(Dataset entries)
━━━━
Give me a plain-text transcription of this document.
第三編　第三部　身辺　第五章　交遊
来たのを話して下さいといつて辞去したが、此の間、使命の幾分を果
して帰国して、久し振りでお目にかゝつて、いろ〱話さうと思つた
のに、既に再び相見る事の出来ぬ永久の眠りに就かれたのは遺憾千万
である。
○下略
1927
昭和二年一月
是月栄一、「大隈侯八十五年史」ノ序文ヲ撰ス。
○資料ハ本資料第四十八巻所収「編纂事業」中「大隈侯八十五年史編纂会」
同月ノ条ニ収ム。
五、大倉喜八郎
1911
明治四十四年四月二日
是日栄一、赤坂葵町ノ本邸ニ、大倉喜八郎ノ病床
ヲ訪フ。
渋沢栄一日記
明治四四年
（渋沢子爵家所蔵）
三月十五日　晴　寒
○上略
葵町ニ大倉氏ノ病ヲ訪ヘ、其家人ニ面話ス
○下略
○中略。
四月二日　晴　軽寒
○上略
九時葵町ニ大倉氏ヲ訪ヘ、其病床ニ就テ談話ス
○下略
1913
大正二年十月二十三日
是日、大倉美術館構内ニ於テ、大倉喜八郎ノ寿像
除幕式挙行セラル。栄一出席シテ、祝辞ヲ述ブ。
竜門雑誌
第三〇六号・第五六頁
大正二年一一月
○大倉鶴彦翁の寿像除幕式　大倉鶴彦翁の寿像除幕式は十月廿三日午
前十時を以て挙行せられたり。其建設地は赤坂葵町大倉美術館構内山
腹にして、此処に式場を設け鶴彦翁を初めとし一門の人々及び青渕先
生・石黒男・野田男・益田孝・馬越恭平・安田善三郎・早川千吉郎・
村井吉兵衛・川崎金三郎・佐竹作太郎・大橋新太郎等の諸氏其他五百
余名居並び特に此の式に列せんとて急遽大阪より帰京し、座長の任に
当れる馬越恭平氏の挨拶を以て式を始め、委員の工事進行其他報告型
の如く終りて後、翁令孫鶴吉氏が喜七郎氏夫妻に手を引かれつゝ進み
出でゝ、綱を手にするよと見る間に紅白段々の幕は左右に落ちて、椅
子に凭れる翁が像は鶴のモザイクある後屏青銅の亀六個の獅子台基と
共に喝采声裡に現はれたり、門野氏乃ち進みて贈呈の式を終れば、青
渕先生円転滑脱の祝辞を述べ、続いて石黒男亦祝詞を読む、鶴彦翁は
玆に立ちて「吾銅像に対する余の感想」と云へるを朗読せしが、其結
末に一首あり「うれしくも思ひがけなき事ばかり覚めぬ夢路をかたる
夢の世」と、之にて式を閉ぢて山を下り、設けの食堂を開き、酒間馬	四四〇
━━━━
● OBJECTIVE
The records above are to be copied in full, exactly as written.

● FINAL ANSWER
Give me a plain-text transcription of this document.
第三編　第三部　身辺　第五章　交遊
来たのを話して下さいといつて辞去したが、此の間、使命の幾分を果
して帰国して、久し振りでお目にかゝつて、いろ〱話さうと思つた
のに、既に再び相見る事の出来ぬ永久の眠りに就かれたのは遺憾千万
である。
○下略
1927
昭和二年一月
是月栄一、「大隈侯八十五年史」ノ序文ヲ撰ス。
○資料ハ本資料第四十八巻所収「編纂事業」中「大隈侯八十五年史編纂会」
同月ノ条ニ収ム。
五、大倉喜八郎
1911
明治四十四年四月二日
是日栄一、赤坂葵町ノ本邸ニ、大倉喜八郎ノ病床
ヲ訪フ。
渋沢栄一日記
明治四四年
（渋沢子爵家所蔵）
三月十五日　晴　寒
○上略
葵町ニ大倉氏ノ病ヲ訪ヘ、其家人ニ面話ス
○下略
○中略。
四月二日　晴　軽寒
○上略
九時葵町ニ大倉氏ヲ訪ヘ、其病床ニ就テ談話ス
○下略
1913
大正二年十月二十三日
是日、大倉美術館構内ニ於テ、大倉喜八郎ノ寿像
除幕式挙行セラル。栄一出席シテ、祝辞ヲ述ブ。
竜門雑誌
第三〇六号・第五六頁
大正二年一一月
○大倉鶴彦翁の寿像除幕式　大倉鶴彦翁の寿像除幕式は十月廿三日午
前十時を以て挙行せられたり。其建設地は赤坂葵町大倉美術館構内山
腹にして、此処に式場を設け鶴彦翁を初めとし一門の人々及び青渕先
生・石黒男・野田男・益田孝・馬越恭平・安田善三郎・早川千吉郎・
村井吉兵衛・川崎金三郎・佐竹作太郎・大橋新太郎等の諸氏其他五百
余名居並び特に此の式に列せんとて急遽大阪より帰京し、座長の任に
当れる馬越恭平氏の挨拶を以て式を始め、委員の工事進行其他報告型
の如く終りて後、翁令孫鶴吉氏が喜七郎氏夫妻に手を引かれつゝ進み
出でゝ、綱を手にするよと見る間に紅白段々の幕は左右に落ちて、椅
子に凭れる翁が像は鶴のモザイクある後屏青銅の亀六個の獅子台基と
共に喝采声裡に現はれたり、門野氏乃ち進みて贈呈の式を終れば、青
渕先生円転滑脱の祝辞を述べ、続いて石黒男亦祝詞を読む、鶴彦翁は
玆に立ちて「吾銅像に対する余の感想」と云へるを朗読せしが、其結
末に一首あり「うれしくも思ひがけなき事ばかり覚めぬ夢路をかたる
夢の世」と、之にて式を閉ぢて山を下り、設けの食堂を開き、酒間馬	四四〇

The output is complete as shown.